What is asked: Write out the data below in full, unchanged, minus the images.

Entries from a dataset

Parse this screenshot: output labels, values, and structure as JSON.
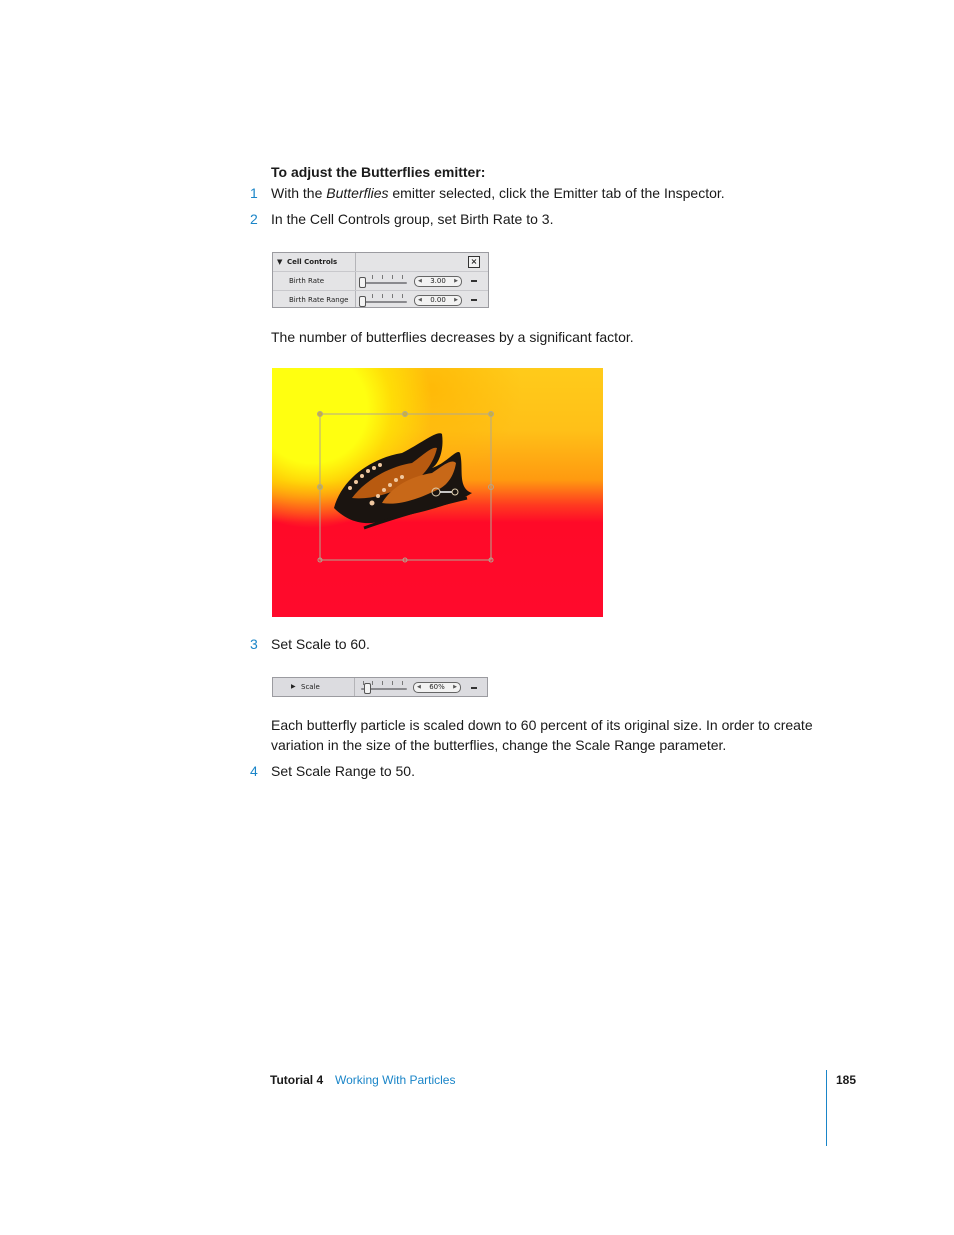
{
  "heading": "To adjust the Butterflies emitter:",
  "steps": [
    {
      "number": "1",
      "text_before": "With the ",
      "text_italic": "Butterflies",
      "text_after": " emitter selected, click the Emitter tab of the Inspector."
    },
    {
      "number": "2",
      "text": "In the Cell Controls group, set Birth Rate to 3."
    },
    {
      "number": "3",
      "text": "Set Scale to 60."
    },
    {
      "number": "4",
      "text": "Set Scale Range to 50."
    }
  ],
  "cell_controls_panel": {
    "group_label": "Cell Controls",
    "rows": [
      {
        "label": "Birth Rate",
        "value": "3.00",
        "slider_fraction": 0.0
      },
      {
        "label": "Birth Rate Range",
        "value": "0.00",
        "slider_fraction": 0.0
      }
    ]
  },
  "para_after_step2": "The number of butterflies decreases by a significant factor.",
  "scale_panel": {
    "label": "Scale",
    "value": "60%",
    "slider_fraction": 0.15
  },
  "para_after_step3": "Each butterfly particle is scaled down to 60 percent of its original size. In order to create variation in the size of the butterflies, change the Scale Range parameter.",
  "canvas_image": {
    "description": "Canvas showing butterfly particles over a yellow-to-red sunset gradient with emitter bounding box"
  },
  "footer": {
    "chapter": "Tutorial 4",
    "title": "Working With Particles",
    "page": "185"
  },
  "colors": {
    "accent": "#1a85c8",
    "canvas_top": "#ffcb1a",
    "canvas_bottom": "#ff0a2c"
  }
}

Result:
Parse this screenshot: output labels, values, and structure as JSON.
{
  "heading": "To adjust the Butterflies emitter:",
  "steps": [
    {
      "number": "1",
      "text_before": "With the ",
      "text_italic": "Butterflies",
      "text_after": " emitter selected, click the Emitter tab of the Inspector."
    },
    {
      "number": "2",
      "text": "In the Cell Controls group, set Birth Rate to 3."
    },
    {
      "number": "3",
      "text": "Set Scale to 60."
    },
    {
      "number": "4",
      "text": "Set Scale Range to 50."
    }
  ],
  "cell_controls_panel": {
    "group_label": "Cell Controls",
    "rows": [
      {
        "label": "Birth Rate",
        "value": "3.00",
        "slider_fraction": 0.0
      },
      {
        "label": "Birth Rate Range",
        "value": "0.00",
        "slider_fraction": 0.0
      }
    ]
  },
  "para_after_step2": "The number of butterflies decreases by a significant factor.",
  "scale_panel": {
    "label": "Scale",
    "value": "60%",
    "slider_fraction": 0.15
  },
  "para_after_step3": "Each butterfly particle is scaled down to 60 percent of its original size. In order to create variation in the size of the butterflies, change the Scale Range parameter.",
  "canvas_image": {
    "description": "Canvas showing butterfly particles over a yellow-to-red sunset gradient with emitter bounding box"
  },
  "footer": {
    "chapter": "Tutorial 4",
    "title": "Working With Particles",
    "page": "185"
  },
  "colors": {
    "accent": "#1a85c8",
    "canvas_top": "#ffcb1a",
    "canvas_bottom": "#ff0a2c"
  }
}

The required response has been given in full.